_DATA PROVIDED_

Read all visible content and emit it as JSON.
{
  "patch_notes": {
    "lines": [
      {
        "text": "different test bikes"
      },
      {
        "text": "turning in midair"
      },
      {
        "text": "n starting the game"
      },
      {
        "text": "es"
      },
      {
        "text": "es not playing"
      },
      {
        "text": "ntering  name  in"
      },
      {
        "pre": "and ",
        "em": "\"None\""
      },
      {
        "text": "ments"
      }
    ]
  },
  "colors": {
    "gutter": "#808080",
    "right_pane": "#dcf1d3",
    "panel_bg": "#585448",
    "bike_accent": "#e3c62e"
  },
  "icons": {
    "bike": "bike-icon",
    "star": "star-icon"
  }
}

---

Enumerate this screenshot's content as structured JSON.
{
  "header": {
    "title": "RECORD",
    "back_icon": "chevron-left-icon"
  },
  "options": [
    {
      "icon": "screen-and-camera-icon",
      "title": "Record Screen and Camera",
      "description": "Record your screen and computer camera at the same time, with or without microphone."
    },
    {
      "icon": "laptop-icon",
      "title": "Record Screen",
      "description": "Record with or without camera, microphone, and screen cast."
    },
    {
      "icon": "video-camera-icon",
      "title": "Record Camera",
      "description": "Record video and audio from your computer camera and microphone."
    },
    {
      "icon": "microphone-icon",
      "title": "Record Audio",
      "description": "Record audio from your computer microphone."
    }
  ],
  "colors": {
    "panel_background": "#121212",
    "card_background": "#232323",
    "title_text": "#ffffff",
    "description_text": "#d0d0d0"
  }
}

_TASK REQUIREMENTS_
Copy out all lines that carry the word "without".

_SOLUTION FOR THIS PROBLEM_
      "description": "Record your screen and computer camera at the same time, with or without microphone."
      "description": "Record with or without camera, microphone, and screen cast."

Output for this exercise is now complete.